Set down every entry word for word. Omit the pictures.
-- start Extracted material --
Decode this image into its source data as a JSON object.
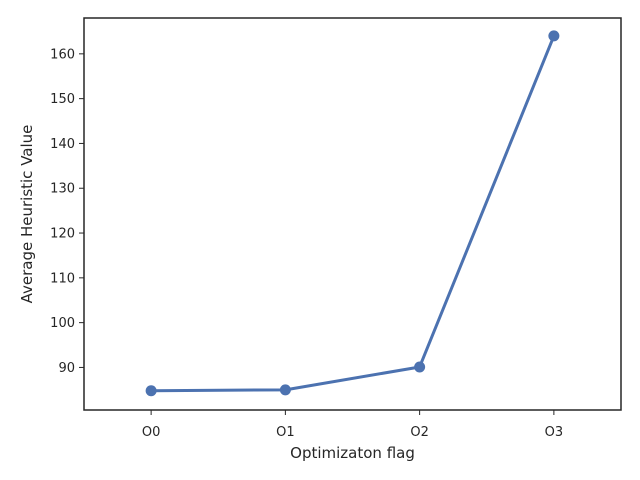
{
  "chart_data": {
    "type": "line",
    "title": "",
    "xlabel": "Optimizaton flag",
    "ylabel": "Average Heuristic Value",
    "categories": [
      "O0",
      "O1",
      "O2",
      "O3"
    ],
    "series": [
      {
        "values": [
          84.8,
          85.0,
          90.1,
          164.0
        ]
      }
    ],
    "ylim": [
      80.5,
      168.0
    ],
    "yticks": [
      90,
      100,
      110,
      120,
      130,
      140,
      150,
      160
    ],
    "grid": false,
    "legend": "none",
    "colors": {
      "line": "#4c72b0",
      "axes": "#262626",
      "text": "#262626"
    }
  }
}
-- end Extracted material --
(Answer for this exercise)
Decode this image into its source data as a JSON object.
{
  "chart_data": {
    "type": "line",
    "title": "",
    "xlabel": "Optimizaton flag",
    "ylabel": "Average Heuristic Value",
    "categories": [
      "O0",
      "O1",
      "O2",
      "O3"
    ],
    "series": [
      {
        "values": [
          84.8,
          85.0,
          90.1,
          164.0
        ]
      }
    ],
    "ylim": [
      80.5,
      168.0
    ],
    "yticks": [
      90,
      100,
      110,
      120,
      130,
      140,
      150,
      160
    ],
    "grid": false,
    "legend": "none",
    "colors": {
      "line": "#4c72b0",
      "axes": "#262626",
      "text": "#262626"
    }
  }
}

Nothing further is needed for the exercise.